__WHAT THE TASK ASKS__.
Filter these entries, keeping only lines that hold the word "Perpetuity".

__DATASET ENTRIES__.
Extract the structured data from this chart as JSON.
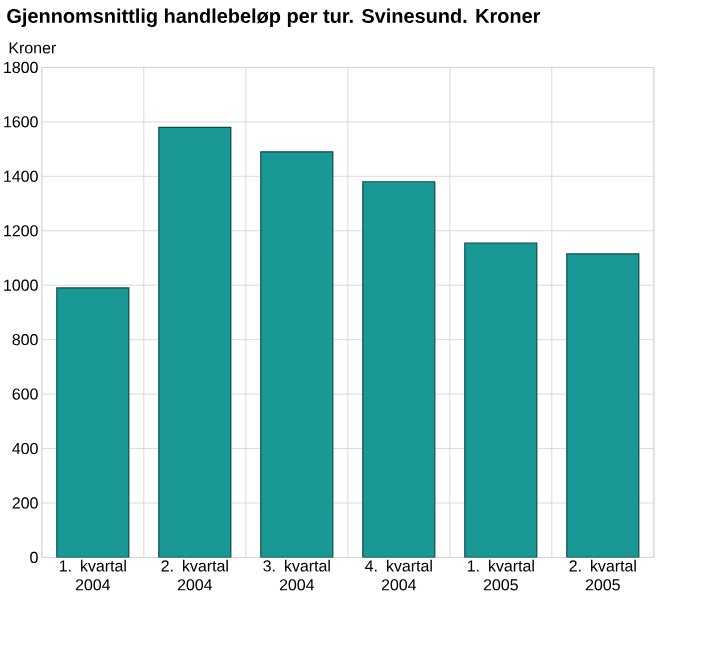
{
  "chart_data": {
    "type": "bar",
    "title": "Gjennomsnittlig handlebeløp per tur. Svinesund. Kroner",
    "ylabel": "Kroner",
    "categories": [
      "1. kvartal 2004",
      "2. kvartal 2004",
      "3. kvartal 2004",
      "4. kvartal 2004",
      "1. kvartal 2005",
      "2. kvartal 2005"
    ],
    "values": [
      990,
      1580,
      1490,
      1380,
      1155,
      1115
    ],
    "color": "#1a9896",
    "ylim": [
      0,
      1800
    ],
    "yticks": [
      0,
      200,
      400,
      600,
      800,
      1000,
      1200,
      1400,
      1600,
      1800
    ],
    "grid": true
  }
}
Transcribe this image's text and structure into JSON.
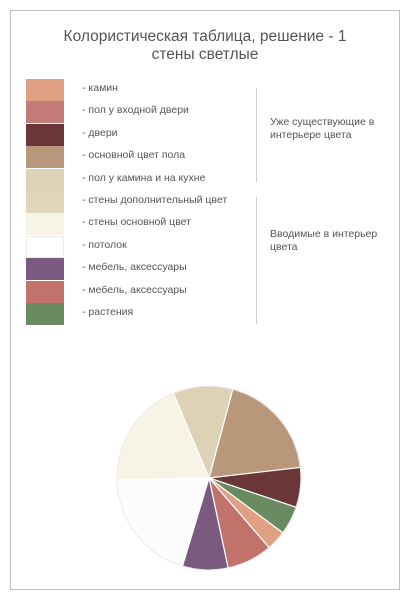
{
  "chart_data": {
    "type": "pie",
    "title_line1": "Колористическая таблица, решение - 1",
    "title_line2": "стены светлые",
    "legend": [
      {
        "label": "- камин",
        "color": "#e0a084"
      },
      {
        "label": "- пол у входной двери",
        "color": "#c47a76"
      },
      {
        "label": "- двери",
        "color": "#6a3638"
      },
      {
        "label": "- основной цвет пола",
        "color": "#b8977a"
      },
      {
        "label": "- пол у камина и на кухне",
        "color": "#ddd1b6"
      },
      {
        "label": "- стены дополнительный цвет",
        "color": "#e0d6bb"
      },
      {
        "label": "- стены основной цвет",
        "color": "#f7f3e5"
      },
      {
        "label": "- потолок",
        "color": "#ffffff"
      },
      {
        "label": "- мебель, аксессуары",
        "color": "#7b5a80"
      },
      {
        "label": "- мебель, аксессуары",
        "color": "#c0726b"
      },
      {
        "label": "- растения",
        "color": "#6a8a62"
      }
    ],
    "groups": [
      {
        "label": "Уже существующие в интерьере цвета"
      },
      {
        "label": "Вводимые в интерьер цвета"
      }
    ],
    "slices": [
      {
        "name": "основной цвет пола",
        "value": 19,
        "color": "#b8977a"
      },
      {
        "name": "двери",
        "value": 7,
        "color": "#6a3638"
      },
      {
        "name": "растения",
        "value": 5,
        "color": "#6a8a62"
      },
      {
        "name": "камин",
        "value": 3.5,
        "color": "#e0a084"
      },
      {
        "name": "мебель, аксессуары",
        "value": 8,
        "color": "#c0726b"
      },
      {
        "name": "мебель, аксессуары",
        "value": 8,
        "color": "#7b5a80"
      },
      {
        "name": "потолок",
        "value": 20,
        "color": "#fcfcfc"
      },
      {
        "name": "стены основной цвет",
        "value": 19,
        "color": "#f7f3e5"
      },
      {
        "name": "стены дополнительный цвет",
        "value": 10.5,
        "color": "#ddd1b6"
      }
    ]
  }
}
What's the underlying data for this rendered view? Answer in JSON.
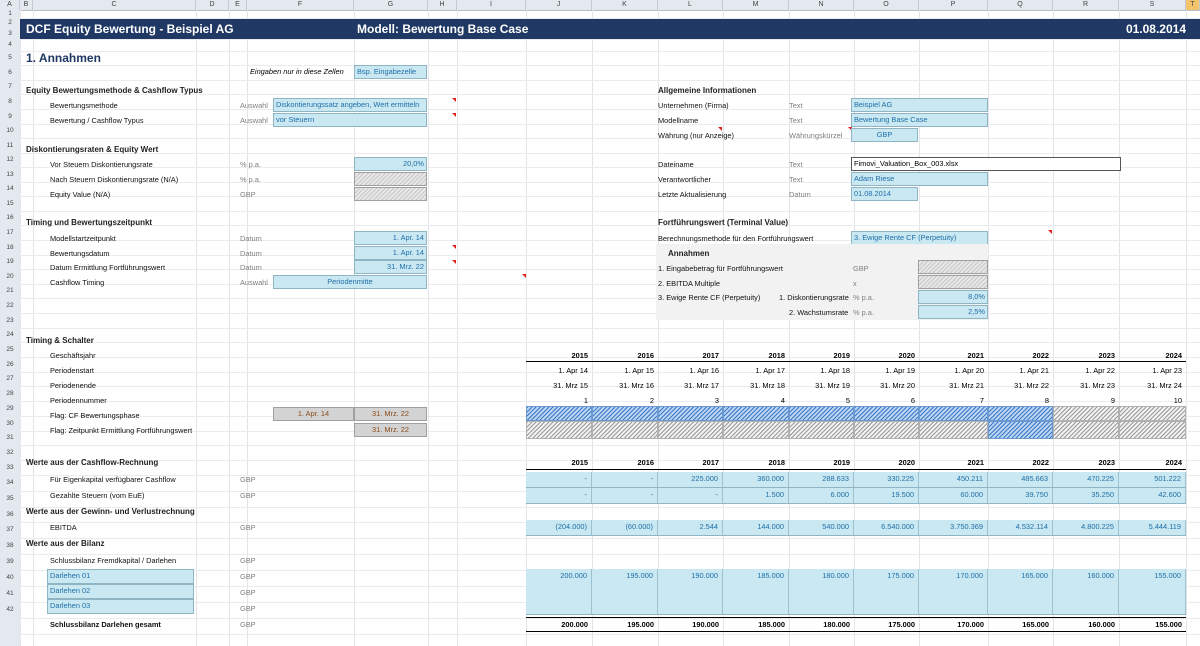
{
  "columns": [
    "A",
    "B",
    "C",
    "D",
    "E",
    "F",
    "G",
    "H",
    "I",
    "J",
    "K",
    "L",
    "M",
    "N",
    "O",
    "P",
    "Q",
    "R",
    "S",
    "T"
  ],
  "rows": [
    "1",
    "2",
    "3",
    "4",
    "5",
    "6",
    "7",
    "8",
    "9",
    "10",
    "11",
    "12",
    "13",
    "14",
    "15",
    "16",
    "17",
    "18",
    "19",
    "20",
    "21",
    "22",
    "23",
    "24",
    "25",
    "26",
    "27",
    "28",
    "29",
    "30",
    "31",
    "32",
    "33",
    "34",
    "35",
    "36",
    "37",
    "38",
    "39",
    "40",
    "41",
    "42"
  ],
  "header": {
    "left": "DCF Equity Bewertung -  Beispiel AG",
    "middle": "Modell: Bewertung Base Case",
    "date": "01.08.2014"
  },
  "section_title": "1. Annahmen",
  "input_hint": {
    "label": "Eingaben nur in diese Zellen",
    "example": "Bsp. Eingabezelle"
  },
  "equity_method": {
    "title": "Equity Bewertungsmethode  & Cashflow Typus",
    "rows": [
      {
        "label": "Bewertungsmethode",
        "unit": "Auswahl",
        "value": "Diskontierungssatz angeben, Wert ermitteln"
      },
      {
        "label": "Bewertung  / Cashflow Typus",
        "unit": "Auswahl",
        "value": "vor Steuern"
      }
    ]
  },
  "discount": {
    "title": "Diskontierungsraten & Equity Wert",
    "rows": [
      {
        "label": "Vor Steuern Diskontierungsrate",
        "unit": "% p.a.",
        "value": "20,0%"
      },
      {
        "label": "Nach Steuern Diskontierungsrate  (N/A)",
        "unit": "% p.a.",
        "value": ""
      },
      {
        "label": "Equity Value (N/A)",
        "unit": "GBP",
        "value": ""
      }
    ]
  },
  "timing": {
    "title": "Timing und Bewertungszeitpunkt",
    "rows": [
      {
        "label": "Modellstartzeitpunkt",
        "unit": "Datum",
        "value": "1. Apr. 14"
      },
      {
        "label": "Bewertungsdatum",
        "unit": "Datum",
        "value": "1. Apr. 14"
      },
      {
        "label": "Datum Ermittlung Fortführungswert",
        "unit": "Datum",
        "value": "31. Mrz. 22"
      },
      {
        "label": "Cashflow Timing",
        "unit": "Auswahl",
        "value": "Periodenmitte"
      }
    ]
  },
  "general": {
    "title": "Allgemeine Informationen",
    "rows": [
      {
        "label": "Unternehmen (Firma)",
        "unit": "Text",
        "value": "Beispiel AG"
      },
      {
        "label": "Modellname",
        "unit": "Text",
        "value": "Bewertung Base Case"
      },
      {
        "label": "Währung (nur Anzeige)",
        "unit": "Währungskürzel",
        "value": "GBP"
      }
    ],
    "file_rows": [
      {
        "label": "Dateiname",
        "unit": "Text",
        "value": "Fimovi_Valuation_Box_003.xlsx"
      },
      {
        "label": "Verantwortlicher",
        "unit": "Text",
        "value": "Adam Riese"
      },
      {
        "label": "Letzte Aktualisierung",
        "unit": "Datum",
        "value": "01.08.2014"
      }
    ]
  },
  "terminal": {
    "title": "Fortführungswert (Terminal Value)",
    "method_label": "Berechnungsmethode für den Fortführungswert",
    "method_value": "3. Ewige Rente CF (Perpetuity)",
    "assumptions_title": "Annahmen",
    "a1_label": "1. Eingabebetrag für Fortführungswert",
    "a1_unit": "GBP",
    "a2_label": "2. EBITDA Multiple",
    "a2_unit": "x",
    "a3_label": "3. Ewige Rente CF (Perpetuity)",
    "a3_sub1": "1. Diskontierungsrate",
    "a3_unit1": "% p.a.",
    "a3_val1": "8,0%",
    "a3_sub2": "2. Wachstumsrate",
    "a3_unit2": "% p.a.",
    "a3_val2": "2,5%"
  },
  "timing_switch": {
    "title": "Timing & Schalter",
    "labels": {
      "year": "Geschäftsjahr",
      "start": "Periodenstart",
      "end": "Periodenende",
      "num": "Periodennummer",
      "flag1": "Flag: CF Bewertungsphase",
      "flag2": "Flag: Zeitpunkt Ermittlung Fortführungswert"
    },
    "flag1_start": "1. Apr. 14",
    "flag1_end": "31. Mrz. 22",
    "flag2_end": "31. Mrz. 22",
    "years": [
      "2015",
      "2016",
      "2017",
      "2018",
      "2019",
      "2020",
      "2021",
      "2022",
      "2023",
      "2024"
    ],
    "starts": [
      "1. Apr 14",
      "1. Apr 15",
      "1. Apr 16",
      "1. Apr 17",
      "1. Apr 18",
      "1. Apr 19",
      "1. Apr 20",
      "1. Apr 21",
      "1. Apr 22",
      "1. Apr 23"
    ],
    "ends": [
      "31. Mrz 15",
      "31. Mrz 16",
      "31. Mrz 17",
      "31. Mrz 18",
      "31. Mrz 19",
      "31. Mrz 20",
      "31. Mrz 21",
      "31. Mrz 22",
      "31. Mrz 23",
      "31. Mrz 24"
    ],
    "nums": [
      "1",
      "2",
      "3",
      "4",
      "5",
      "6",
      "7",
      "8",
      "9",
      "10"
    ],
    "flag1": [
      1,
      1,
      1,
      1,
      1,
      1,
      1,
      1,
      0,
      0
    ],
    "flag2": [
      0,
      0,
      0,
      0,
      0,
      0,
      0,
      1,
      0,
      0
    ]
  },
  "cashflow": {
    "title": "Werte aus der Cashflow-Rechnung",
    "years": [
      "2015",
      "2016",
      "2017",
      "2018",
      "2019",
      "2020",
      "2021",
      "2022",
      "2023",
      "2024"
    ],
    "rows": [
      {
        "label": "Für Eigenkapital verfügbarer Cashflow",
        "unit": "GBP",
        "values": [
          "-",
          "-",
          "225.000",
          "360.000",
          "288.633",
          "330.225",
          "450.211",
          "485.663",
          "470.225",
          "501.222"
        ]
      },
      {
        "label": "Gezahlte Steuern (vom EuE)",
        "unit": "GBP",
        "values": [
          "-",
          "-",
          "-",
          "1.500",
          "6.000",
          "19.500",
          "60.000",
          "39.750",
          "35.250",
          "42.600"
        ]
      }
    ]
  },
  "pl": {
    "title": "Werte aus der Gewinn- und Verlustrechnung",
    "rows": [
      {
        "label": "EBITDA",
        "unit": "GBP",
        "values": [
          "(204.000)",
          "(60.000)",
          "2.544",
          "144.000",
          "540.000",
          "6.540.000",
          "3.750.369",
          "4.532.114",
          "4.800.225",
          "5.444.119"
        ]
      }
    ]
  },
  "balance": {
    "title": "Werte aus der Bilanz",
    "subtitle": "Schlussbilanz Fremdkapital / Darlehen",
    "subtitle_unit": "GBP",
    "rows": [
      {
        "label": "Darlehen 01",
        "unit": "GBP",
        "values": [
          "200.000",
          "195.000",
          "190.000",
          "185.000",
          "180.000",
          "175.000",
          "170.000",
          "165.000",
          "160.000",
          "155.000"
        ]
      },
      {
        "label": "Darlehen 02",
        "unit": "GBP",
        "values": [
          "",
          "",
          "",
          "",
          "",
          "",
          "",
          "",
          "",
          ""
        ]
      },
      {
        "label": "Darlehen 03",
        "unit": "GBP",
        "values": [
          "",
          "",
          "",
          "",
          "",
          "",
          "",
          "",
          "",
          ""
        ]
      }
    ],
    "total": {
      "label": "Schlussbilanz Darlehen gesamt",
      "unit": "GBP",
      "values": [
        "200.000",
        "195.000",
        "190.000",
        "185.000",
        "180.000",
        "175.000",
        "170.000",
        "165.000",
        "160.000",
        "155.000"
      ]
    }
  }
}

__FULL RESPONSE__.
    "method_value": "3. Ewige Rente CF (Perpetuity)",
    "a3_label": "3. Ewige Rente CF (Perpetuity)",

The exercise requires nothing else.